_Task goal_: Locate every line below that contains the word "ограждены" and copy it.

_Saved entries_:
┄┄┄┄┄┄┄┄┄┄
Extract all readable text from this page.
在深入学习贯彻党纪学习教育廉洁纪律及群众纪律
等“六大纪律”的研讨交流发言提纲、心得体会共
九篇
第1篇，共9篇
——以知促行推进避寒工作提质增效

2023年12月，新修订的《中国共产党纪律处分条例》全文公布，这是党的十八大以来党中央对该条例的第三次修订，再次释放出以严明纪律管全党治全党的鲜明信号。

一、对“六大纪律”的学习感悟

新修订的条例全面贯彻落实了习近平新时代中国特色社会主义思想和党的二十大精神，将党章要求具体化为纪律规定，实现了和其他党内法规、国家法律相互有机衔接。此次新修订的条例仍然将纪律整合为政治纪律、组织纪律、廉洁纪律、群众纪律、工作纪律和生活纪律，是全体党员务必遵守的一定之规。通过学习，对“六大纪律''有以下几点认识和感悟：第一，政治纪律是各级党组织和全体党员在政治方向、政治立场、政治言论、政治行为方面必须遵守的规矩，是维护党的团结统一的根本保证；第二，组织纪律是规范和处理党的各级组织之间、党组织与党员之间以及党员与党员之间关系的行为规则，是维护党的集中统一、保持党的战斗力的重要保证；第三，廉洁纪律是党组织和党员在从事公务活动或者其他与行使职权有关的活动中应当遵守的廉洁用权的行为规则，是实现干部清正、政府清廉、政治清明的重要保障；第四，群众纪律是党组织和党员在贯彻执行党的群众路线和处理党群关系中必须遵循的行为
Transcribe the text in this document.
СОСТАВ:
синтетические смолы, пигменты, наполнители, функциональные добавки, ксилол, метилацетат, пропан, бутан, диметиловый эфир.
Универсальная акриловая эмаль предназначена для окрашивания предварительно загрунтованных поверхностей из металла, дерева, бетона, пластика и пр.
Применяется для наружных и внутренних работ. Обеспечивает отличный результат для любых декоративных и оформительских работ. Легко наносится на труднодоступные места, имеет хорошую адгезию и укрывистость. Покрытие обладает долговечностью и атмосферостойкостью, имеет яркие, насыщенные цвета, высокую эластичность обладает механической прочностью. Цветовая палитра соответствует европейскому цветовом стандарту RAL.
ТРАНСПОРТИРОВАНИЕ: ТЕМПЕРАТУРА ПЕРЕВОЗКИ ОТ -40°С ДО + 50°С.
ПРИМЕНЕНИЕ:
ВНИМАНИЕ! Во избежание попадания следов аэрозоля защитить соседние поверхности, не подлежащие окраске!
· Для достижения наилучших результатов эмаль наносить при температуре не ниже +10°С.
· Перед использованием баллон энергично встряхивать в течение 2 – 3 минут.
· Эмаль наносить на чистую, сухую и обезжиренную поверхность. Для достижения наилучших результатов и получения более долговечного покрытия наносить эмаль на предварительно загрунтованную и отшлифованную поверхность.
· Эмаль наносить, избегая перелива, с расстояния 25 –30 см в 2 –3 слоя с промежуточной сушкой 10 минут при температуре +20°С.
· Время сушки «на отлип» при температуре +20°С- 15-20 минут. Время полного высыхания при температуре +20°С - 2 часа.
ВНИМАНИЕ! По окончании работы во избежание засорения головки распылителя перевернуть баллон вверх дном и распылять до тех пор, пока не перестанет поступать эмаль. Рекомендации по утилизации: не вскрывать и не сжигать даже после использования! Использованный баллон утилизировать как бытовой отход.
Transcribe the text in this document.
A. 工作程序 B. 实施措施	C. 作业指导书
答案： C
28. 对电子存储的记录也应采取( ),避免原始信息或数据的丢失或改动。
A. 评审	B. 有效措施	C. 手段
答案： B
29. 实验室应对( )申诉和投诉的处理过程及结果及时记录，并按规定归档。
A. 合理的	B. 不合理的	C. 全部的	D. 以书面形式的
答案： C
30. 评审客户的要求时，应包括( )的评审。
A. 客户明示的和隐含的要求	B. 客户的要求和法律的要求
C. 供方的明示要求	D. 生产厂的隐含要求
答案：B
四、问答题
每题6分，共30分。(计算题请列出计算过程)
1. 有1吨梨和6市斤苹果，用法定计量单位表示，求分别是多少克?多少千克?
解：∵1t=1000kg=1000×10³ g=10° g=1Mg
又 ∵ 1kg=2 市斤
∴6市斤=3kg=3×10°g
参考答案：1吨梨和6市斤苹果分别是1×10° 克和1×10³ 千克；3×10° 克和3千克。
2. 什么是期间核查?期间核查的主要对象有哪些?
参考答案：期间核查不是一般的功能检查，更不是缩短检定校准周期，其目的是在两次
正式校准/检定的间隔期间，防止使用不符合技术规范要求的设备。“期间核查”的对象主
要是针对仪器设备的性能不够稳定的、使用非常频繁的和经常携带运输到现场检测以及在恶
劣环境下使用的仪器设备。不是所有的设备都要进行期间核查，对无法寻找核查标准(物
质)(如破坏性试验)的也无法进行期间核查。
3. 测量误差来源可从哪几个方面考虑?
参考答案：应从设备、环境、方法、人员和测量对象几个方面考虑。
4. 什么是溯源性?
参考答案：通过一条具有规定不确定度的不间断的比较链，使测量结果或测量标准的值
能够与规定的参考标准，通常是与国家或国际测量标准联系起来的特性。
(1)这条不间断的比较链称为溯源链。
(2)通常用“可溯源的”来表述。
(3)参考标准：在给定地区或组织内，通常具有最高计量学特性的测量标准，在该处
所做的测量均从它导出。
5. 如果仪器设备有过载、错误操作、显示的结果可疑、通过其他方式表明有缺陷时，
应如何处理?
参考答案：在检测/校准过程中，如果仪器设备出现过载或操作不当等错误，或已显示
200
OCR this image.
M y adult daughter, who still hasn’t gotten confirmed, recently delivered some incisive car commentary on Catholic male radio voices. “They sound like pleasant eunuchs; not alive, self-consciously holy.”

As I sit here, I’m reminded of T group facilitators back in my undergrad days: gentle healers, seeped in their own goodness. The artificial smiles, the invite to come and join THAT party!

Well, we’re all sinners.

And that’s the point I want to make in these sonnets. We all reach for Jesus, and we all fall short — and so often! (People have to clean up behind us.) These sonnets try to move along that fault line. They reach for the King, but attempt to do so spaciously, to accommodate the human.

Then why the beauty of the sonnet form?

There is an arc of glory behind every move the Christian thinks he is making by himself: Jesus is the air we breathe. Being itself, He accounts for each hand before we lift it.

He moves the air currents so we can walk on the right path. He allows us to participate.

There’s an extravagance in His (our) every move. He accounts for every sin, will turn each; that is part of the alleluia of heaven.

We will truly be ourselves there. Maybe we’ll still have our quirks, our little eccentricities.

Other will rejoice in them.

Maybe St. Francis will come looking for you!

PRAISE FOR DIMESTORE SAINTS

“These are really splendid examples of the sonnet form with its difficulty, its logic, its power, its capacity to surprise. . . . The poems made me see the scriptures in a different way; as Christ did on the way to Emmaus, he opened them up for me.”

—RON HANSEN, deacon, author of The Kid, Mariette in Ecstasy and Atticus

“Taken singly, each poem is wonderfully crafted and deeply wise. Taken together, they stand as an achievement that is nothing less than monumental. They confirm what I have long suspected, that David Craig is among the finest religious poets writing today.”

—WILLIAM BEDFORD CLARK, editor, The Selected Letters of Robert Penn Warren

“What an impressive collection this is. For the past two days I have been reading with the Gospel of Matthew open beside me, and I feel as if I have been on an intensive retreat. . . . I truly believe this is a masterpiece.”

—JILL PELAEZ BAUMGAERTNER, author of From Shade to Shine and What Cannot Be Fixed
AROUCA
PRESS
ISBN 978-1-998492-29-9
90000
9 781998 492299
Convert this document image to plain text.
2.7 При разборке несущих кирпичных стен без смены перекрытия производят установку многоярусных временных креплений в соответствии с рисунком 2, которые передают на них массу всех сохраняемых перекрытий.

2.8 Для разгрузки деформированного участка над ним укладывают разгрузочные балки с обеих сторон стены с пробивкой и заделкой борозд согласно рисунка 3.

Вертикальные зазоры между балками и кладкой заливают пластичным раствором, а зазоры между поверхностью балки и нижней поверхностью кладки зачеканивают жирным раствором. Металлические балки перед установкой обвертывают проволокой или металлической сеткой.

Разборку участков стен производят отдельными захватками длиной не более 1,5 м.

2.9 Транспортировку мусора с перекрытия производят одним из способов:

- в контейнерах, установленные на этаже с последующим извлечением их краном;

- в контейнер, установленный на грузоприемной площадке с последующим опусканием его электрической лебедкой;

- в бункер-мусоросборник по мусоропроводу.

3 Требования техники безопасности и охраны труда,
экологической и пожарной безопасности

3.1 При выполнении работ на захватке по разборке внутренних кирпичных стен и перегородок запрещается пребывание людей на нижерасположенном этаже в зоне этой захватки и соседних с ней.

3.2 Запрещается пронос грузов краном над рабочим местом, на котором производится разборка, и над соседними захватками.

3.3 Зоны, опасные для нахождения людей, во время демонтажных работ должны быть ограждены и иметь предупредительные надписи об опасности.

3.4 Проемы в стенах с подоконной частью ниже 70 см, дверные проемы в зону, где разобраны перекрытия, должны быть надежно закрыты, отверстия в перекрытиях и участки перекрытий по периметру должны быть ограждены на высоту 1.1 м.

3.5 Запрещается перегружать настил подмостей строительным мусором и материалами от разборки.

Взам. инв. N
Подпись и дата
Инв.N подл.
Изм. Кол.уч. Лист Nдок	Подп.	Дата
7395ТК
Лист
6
┄┄┄┄┄┄┄┄┄┄
_Response to the exercise_:
3.3 Зоны, опасные для нахождения людей, во время демонтажных работ должны быть ограждены и иметь предупредительные надписи об опасности.
3.4 Проемы в стенах с подоконной частью ниже 70 см, дверные проемы в зону, где разобраны перекрытия, должны быть надежно закрыты, отверстия в перекрытиях и участки перекрытий по периметру должны быть ограждены на высоту 1.1 м.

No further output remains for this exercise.